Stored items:
%%

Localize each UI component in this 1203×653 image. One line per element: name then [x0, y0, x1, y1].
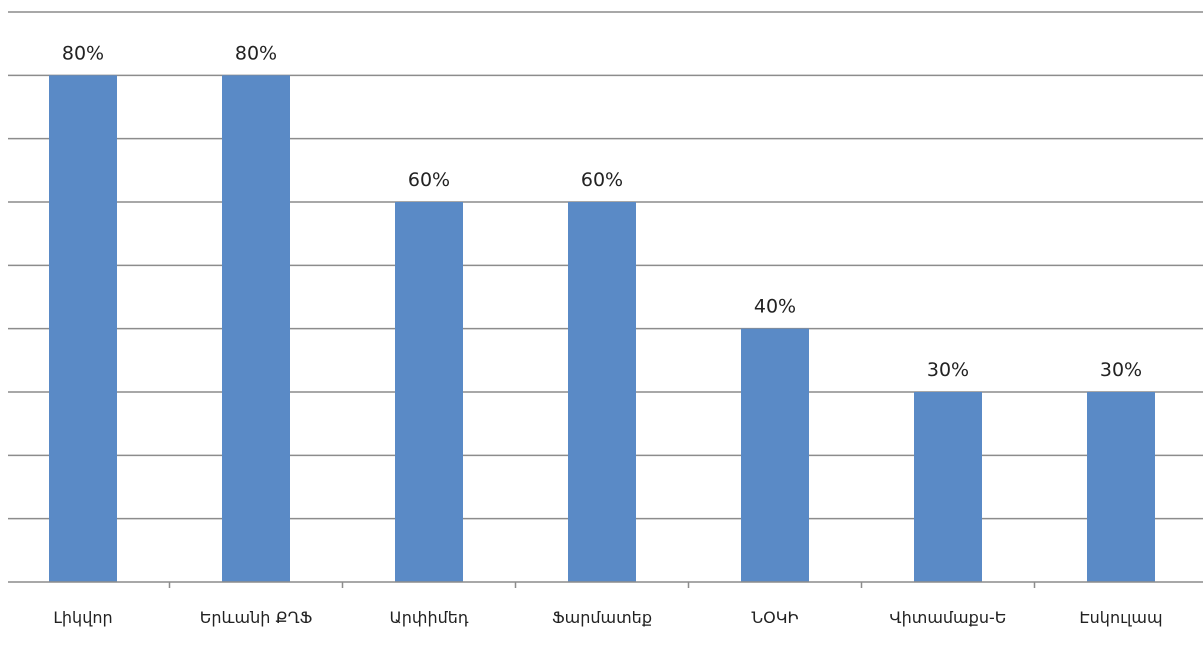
bar-6 [914, 392, 982, 582]
category-labels: Լիկվոր Երևանի ՔՂՖ Արփիմեդ Ֆարմատեք ՆՕԿԻ Վիտամ… [53, 608, 1162, 627]
bar-4 [568, 202, 636, 582]
bar-2 [222, 75, 290, 582]
bar-3 [395, 202, 463, 582]
category-label-2: Երևանի ՔՂՖ [200, 608, 313, 627]
category-label-3: Արփիմեդ [389, 608, 468, 627]
data-label-6: 30% [927, 359, 969, 381]
bar-7 [1087, 392, 1155, 582]
bar-1 [49, 75, 117, 582]
data-labels: 80% 80% 60% 60% 40% 30% 30% [62, 42, 1142, 381]
data-label-2: 80% [235, 42, 277, 64]
x-axis [8, 581, 1203, 588]
data-label-5: 40% [754, 296, 796, 318]
data-label-3: 60% [408, 169, 450, 191]
category-label-6: Վիտամաքս-Ե [890, 608, 1007, 627]
category-label-4: Ֆարմատեք [552, 608, 652, 627]
data-label-7: 30% [1100, 359, 1142, 381]
bar-5 [741, 328, 809, 582]
category-label-7: Էսկուլապ [1079, 608, 1162, 627]
category-label-1: Լիկվոր [53, 608, 112, 627]
category-label-5: ՆՕԿԻ [751, 608, 798, 627]
data-label-1: 80% [62, 42, 104, 64]
data-label-4: 60% [581, 169, 623, 191]
bars [49, 75, 1155, 582]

%%

GIVEN INSTRUCTION: Repeat all of the lines above word for word, leaving out the picture.

RESPONSE TO THE TASK:
Localize each UI component in this 1203×653 image. One line per element: name then [x0, y0, x1, y1].
bar-6 [914, 392, 982, 582]
category-labels: Լիկվոր Երևանի ՔՂՖ Արփիմեդ Ֆարմատեք ՆՕԿԻ Վիտամ… [53, 608, 1162, 627]
bar-4 [568, 202, 636, 582]
bar-2 [222, 75, 290, 582]
bar-3 [395, 202, 463, 582]
category-label-2: Երևանի ՔՂՖ [200, 608, 313, 627]
category-label-3: Արփիմեդ [389, 608, 468, 627]
data-label-6: 30% [927, 359, 969, 381]
bar-7 [1087, 392, 1155, 582]
bar-1 [49, 75, 117, 582]
data-labels: 80% 80% 60% 60% 40% 30% 30% [62, 42, 1142, 381]
data-label-2: 80% [235, 42, 277, 64]
x-axis [8, 581, 1203, 588]
data-label-5: 40% [754, 296, 796, 318]
data-label-3: 60% [408, 169, 450, 191]
category-label-6: Վիտամաքս-Ե [890, 608, 1007, 627]
category-label-4: Ֆարմատեք [552, 608, 652, 627]
data-label-7: 30% [1100, 359, 1142, 381]
bar-5 [741, 328, 809, 582]
category-label-7: Էսկուլապ [1079, 608, 1162, 627]
category-label-1: Լիկվոր [53, 608, 112, 627]
category-label-5: ՆՕԿԻ [751, 608, 798, 627]
data-label-1: 80% [62, 42, 104, 64]
data-label-4: 60% [581, 169, 623, 191]
bars [49, 75, 1155, 582]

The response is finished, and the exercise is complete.